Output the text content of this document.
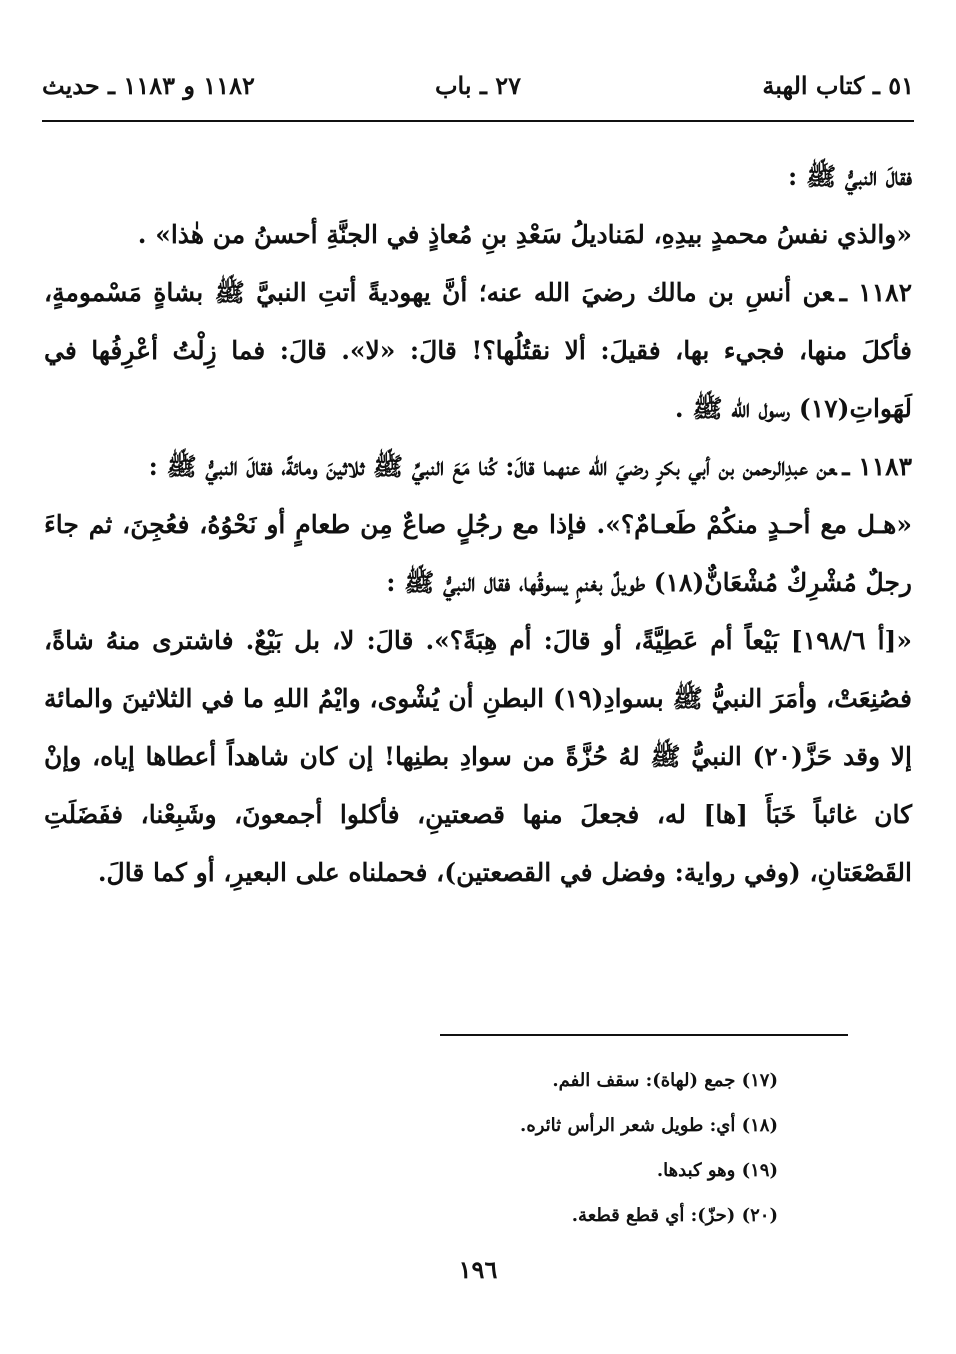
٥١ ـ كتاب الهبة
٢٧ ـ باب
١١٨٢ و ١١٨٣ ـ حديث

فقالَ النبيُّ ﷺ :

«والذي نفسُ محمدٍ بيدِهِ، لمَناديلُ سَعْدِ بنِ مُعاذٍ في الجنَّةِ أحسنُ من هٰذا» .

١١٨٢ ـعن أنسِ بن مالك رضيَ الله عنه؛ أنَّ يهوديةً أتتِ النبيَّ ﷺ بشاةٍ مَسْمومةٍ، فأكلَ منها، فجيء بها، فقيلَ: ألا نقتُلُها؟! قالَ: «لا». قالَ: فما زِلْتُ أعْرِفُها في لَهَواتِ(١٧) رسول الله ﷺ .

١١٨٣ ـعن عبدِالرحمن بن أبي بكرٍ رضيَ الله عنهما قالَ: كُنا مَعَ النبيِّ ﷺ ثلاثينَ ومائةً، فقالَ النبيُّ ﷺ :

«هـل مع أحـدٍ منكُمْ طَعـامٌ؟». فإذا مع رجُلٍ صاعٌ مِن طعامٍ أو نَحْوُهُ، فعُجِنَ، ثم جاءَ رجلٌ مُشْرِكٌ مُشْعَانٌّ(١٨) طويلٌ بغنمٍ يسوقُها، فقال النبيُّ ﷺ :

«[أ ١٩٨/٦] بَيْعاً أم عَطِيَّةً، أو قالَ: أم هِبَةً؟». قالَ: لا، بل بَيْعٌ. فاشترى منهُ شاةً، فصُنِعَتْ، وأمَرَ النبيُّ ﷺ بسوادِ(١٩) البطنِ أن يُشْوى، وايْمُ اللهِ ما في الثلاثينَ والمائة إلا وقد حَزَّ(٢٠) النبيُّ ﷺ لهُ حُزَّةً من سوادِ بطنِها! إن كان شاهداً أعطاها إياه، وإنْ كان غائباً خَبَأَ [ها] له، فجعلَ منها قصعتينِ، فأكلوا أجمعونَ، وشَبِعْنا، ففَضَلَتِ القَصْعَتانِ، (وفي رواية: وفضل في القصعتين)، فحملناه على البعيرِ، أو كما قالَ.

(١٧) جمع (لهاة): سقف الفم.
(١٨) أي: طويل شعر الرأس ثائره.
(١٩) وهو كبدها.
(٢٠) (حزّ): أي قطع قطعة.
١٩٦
++++++++++++++++++++
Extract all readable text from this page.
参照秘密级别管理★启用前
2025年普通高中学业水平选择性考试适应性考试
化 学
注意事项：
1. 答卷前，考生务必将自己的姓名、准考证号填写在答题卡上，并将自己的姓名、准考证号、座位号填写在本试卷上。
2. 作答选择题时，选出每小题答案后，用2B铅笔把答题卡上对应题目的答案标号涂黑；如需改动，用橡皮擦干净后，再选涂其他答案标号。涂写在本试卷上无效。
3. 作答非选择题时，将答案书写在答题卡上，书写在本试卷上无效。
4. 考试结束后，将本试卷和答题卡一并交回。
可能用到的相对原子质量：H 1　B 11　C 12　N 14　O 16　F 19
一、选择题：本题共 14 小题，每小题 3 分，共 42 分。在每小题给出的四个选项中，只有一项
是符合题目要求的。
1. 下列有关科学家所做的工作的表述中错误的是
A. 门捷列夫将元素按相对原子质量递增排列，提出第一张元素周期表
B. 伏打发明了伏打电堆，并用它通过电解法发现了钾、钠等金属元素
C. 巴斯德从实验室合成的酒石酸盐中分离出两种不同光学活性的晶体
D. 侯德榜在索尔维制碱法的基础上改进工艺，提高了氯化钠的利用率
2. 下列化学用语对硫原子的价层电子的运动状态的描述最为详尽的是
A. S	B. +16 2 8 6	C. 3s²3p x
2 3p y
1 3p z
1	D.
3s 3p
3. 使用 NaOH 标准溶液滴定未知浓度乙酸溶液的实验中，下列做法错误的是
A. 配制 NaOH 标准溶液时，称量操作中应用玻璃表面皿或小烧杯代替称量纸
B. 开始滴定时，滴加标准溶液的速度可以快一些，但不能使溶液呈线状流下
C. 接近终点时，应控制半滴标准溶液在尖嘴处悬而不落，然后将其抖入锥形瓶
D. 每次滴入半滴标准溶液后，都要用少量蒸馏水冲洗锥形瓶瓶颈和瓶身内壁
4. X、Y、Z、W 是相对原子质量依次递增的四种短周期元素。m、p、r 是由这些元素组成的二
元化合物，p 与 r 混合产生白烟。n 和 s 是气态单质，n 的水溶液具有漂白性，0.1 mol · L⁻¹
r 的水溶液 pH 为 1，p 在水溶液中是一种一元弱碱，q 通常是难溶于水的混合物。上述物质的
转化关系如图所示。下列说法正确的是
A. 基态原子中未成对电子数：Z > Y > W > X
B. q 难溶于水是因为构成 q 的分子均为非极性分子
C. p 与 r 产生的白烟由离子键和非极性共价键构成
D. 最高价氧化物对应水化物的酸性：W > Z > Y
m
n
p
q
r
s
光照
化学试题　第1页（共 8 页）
++++++++++++++++++++
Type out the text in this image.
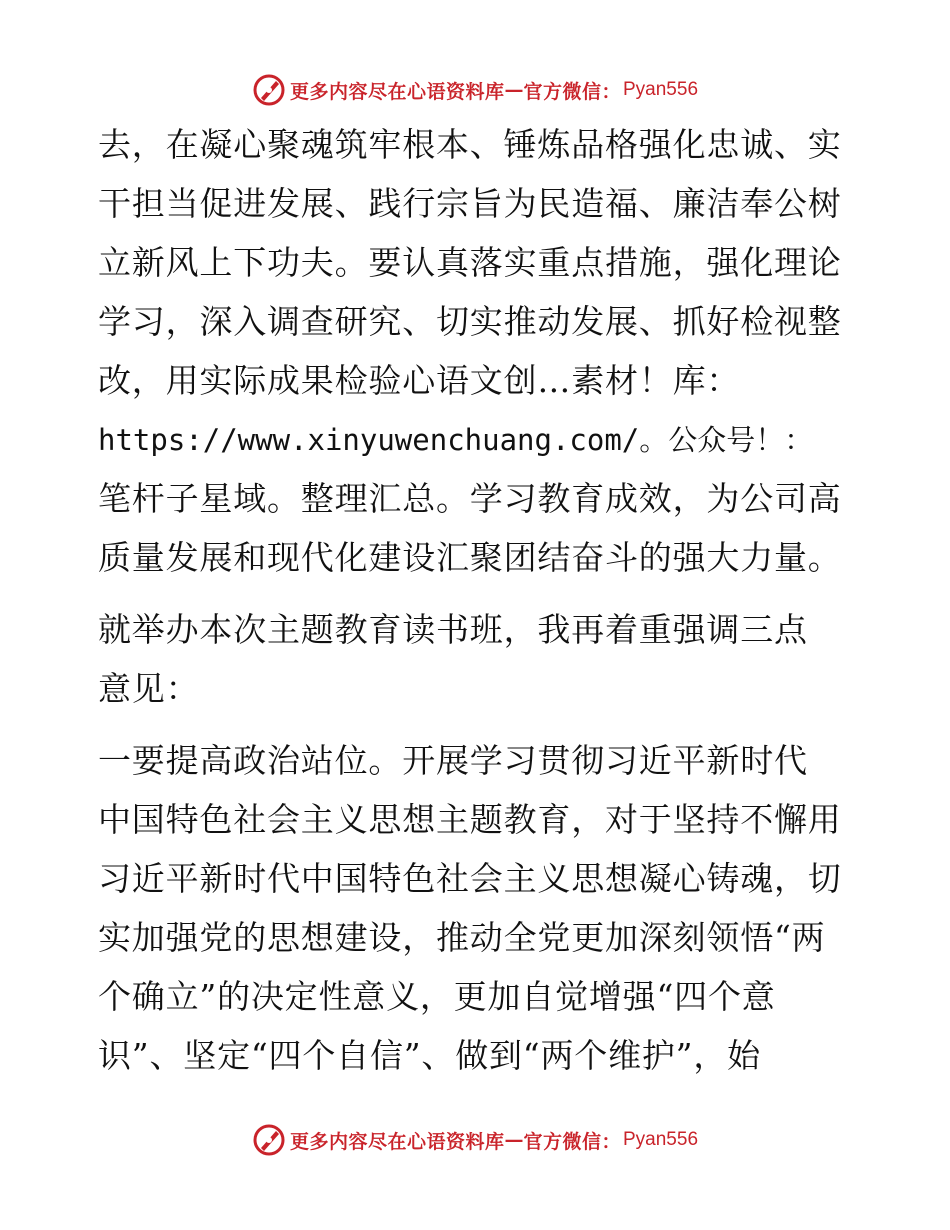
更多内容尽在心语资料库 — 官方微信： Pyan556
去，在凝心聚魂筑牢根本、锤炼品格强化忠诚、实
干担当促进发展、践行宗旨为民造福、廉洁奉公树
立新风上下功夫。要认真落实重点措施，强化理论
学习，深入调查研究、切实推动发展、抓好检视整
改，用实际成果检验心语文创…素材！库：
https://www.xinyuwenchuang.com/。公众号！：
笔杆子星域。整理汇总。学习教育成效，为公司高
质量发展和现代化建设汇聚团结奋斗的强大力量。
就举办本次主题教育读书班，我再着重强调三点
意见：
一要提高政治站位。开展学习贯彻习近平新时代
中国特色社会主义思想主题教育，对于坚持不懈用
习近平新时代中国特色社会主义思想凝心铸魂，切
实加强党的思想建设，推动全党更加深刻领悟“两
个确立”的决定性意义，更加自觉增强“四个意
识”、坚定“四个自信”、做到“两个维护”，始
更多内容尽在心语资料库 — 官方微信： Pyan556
++++++++++++++++++++
* Goal
From the material above, copy each line that includes the word "النبي".

* Answer to the problem
فقالَ النبيُّ ﷺ :
١١٨٢ ـعن أنسِ بن مالك رضيَ الله عنه؛ أنَّ يهوديةً أتتِ النبيَّ ﷺ بشاةٍ مَسْمومةٍ، فأكلَ منها، فجيء بها، فقيلَ: ألا نقتُلُها؟! قالَ: «لا». قالَ: فما زِلْتُ أعْرِفُها في لَهَواتِ(١٧) رسول الله ﷺ .
١١٨٣ ـعن عبدِالرحمن بن أبي بكرٍ رضيَ الله عنهما قالَ: كُنا مَعَ النبيِّ ﷺ ثلاثينَ ومائةً، فقالَ النبيُّ ﷺ :
«هـل مع أحـدٍ منكُمْ طَعـامٌ؟». فإذا مع رجُلٍ صاعٌ مِن طعامٍ أو نَحْوُهُ، فعُجِنَ، ثم جاءَ رجلٌ مُشْرِكٌ مُشْعَانٌّ(١٨) طويلٌ بغنمٍ يسوقُها، فقال النبيُّ ﷺ :
«[أ ١٩٨/٦] بَيْعاً أم عَطِيَّةً، أو قالَ: أم هِبَةً؟». قالَ: لا، بل بَيْعٌ. فاشترى منهُ شاةً، فصُنِعَتْ، وأمَرَ النبيُّ ﷺ بسوادِ(١٩) البطنِ أن يُشْوى، وايْمُ اللهِ ما في الثلاثينَ والمائة إلا وقد حَزَّ(٢٠) النبيُّ ﷺ لهُ حُزَّةً من سوادِ بطنِها! إن كان شاهداً أعطاها إياه، وإنْ كان غائباً خَبَأَ [ها] له، فجعلَ منها قصعتينِ، فأكلوا أجمعونَ، وشَبِعْنا، ففَضَلَتِ القَصْعَتانِ، (وفي رواية: وفضل في القصعتين)، فحملناه على البعيرِ، أو كما قالَ.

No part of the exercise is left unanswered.